◆ **Entries supplied**
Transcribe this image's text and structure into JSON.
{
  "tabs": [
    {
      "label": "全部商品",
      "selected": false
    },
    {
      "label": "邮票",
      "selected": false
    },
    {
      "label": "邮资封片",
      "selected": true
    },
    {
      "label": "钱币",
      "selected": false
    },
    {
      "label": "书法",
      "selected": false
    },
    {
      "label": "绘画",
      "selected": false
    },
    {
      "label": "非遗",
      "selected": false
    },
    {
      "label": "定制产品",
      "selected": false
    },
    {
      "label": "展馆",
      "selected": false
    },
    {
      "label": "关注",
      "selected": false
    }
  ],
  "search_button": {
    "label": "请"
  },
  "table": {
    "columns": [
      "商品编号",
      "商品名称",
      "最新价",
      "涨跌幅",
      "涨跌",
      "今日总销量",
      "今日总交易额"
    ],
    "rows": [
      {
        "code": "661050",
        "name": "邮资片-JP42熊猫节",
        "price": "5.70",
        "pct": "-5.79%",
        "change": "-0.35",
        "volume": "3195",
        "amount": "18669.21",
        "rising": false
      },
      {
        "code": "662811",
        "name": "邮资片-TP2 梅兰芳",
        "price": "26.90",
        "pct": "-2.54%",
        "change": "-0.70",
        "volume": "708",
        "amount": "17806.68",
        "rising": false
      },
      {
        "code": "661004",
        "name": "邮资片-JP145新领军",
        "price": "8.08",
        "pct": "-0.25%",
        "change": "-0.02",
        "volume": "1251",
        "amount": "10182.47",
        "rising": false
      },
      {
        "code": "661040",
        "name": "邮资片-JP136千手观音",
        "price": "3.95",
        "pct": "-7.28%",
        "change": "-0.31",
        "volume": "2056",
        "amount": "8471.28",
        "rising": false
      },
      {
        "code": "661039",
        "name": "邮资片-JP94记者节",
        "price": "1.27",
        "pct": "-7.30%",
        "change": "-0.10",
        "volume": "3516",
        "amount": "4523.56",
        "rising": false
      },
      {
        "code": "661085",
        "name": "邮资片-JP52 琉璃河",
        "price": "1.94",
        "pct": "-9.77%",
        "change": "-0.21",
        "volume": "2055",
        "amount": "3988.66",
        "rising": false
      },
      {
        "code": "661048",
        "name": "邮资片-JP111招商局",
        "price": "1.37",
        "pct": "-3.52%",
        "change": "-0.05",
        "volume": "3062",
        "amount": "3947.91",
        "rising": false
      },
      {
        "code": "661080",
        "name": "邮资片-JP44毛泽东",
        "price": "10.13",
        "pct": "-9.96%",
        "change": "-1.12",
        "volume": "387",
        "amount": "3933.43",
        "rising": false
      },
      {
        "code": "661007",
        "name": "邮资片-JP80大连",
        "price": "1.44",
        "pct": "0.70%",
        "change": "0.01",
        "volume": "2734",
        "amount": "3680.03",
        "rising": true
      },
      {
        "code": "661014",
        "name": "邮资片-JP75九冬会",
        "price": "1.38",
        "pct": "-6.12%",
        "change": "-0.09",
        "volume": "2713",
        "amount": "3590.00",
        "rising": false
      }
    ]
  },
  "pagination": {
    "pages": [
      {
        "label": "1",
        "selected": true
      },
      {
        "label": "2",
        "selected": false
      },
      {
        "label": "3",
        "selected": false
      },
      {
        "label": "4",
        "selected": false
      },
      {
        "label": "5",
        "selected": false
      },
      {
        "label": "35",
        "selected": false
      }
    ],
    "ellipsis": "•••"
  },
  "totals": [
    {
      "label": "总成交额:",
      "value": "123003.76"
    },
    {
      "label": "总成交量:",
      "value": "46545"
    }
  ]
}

◆ **Brief**
Check each line of the data above for the word "change" and say how many lines have it. Give the number alone.

◆ **Exercise output**
10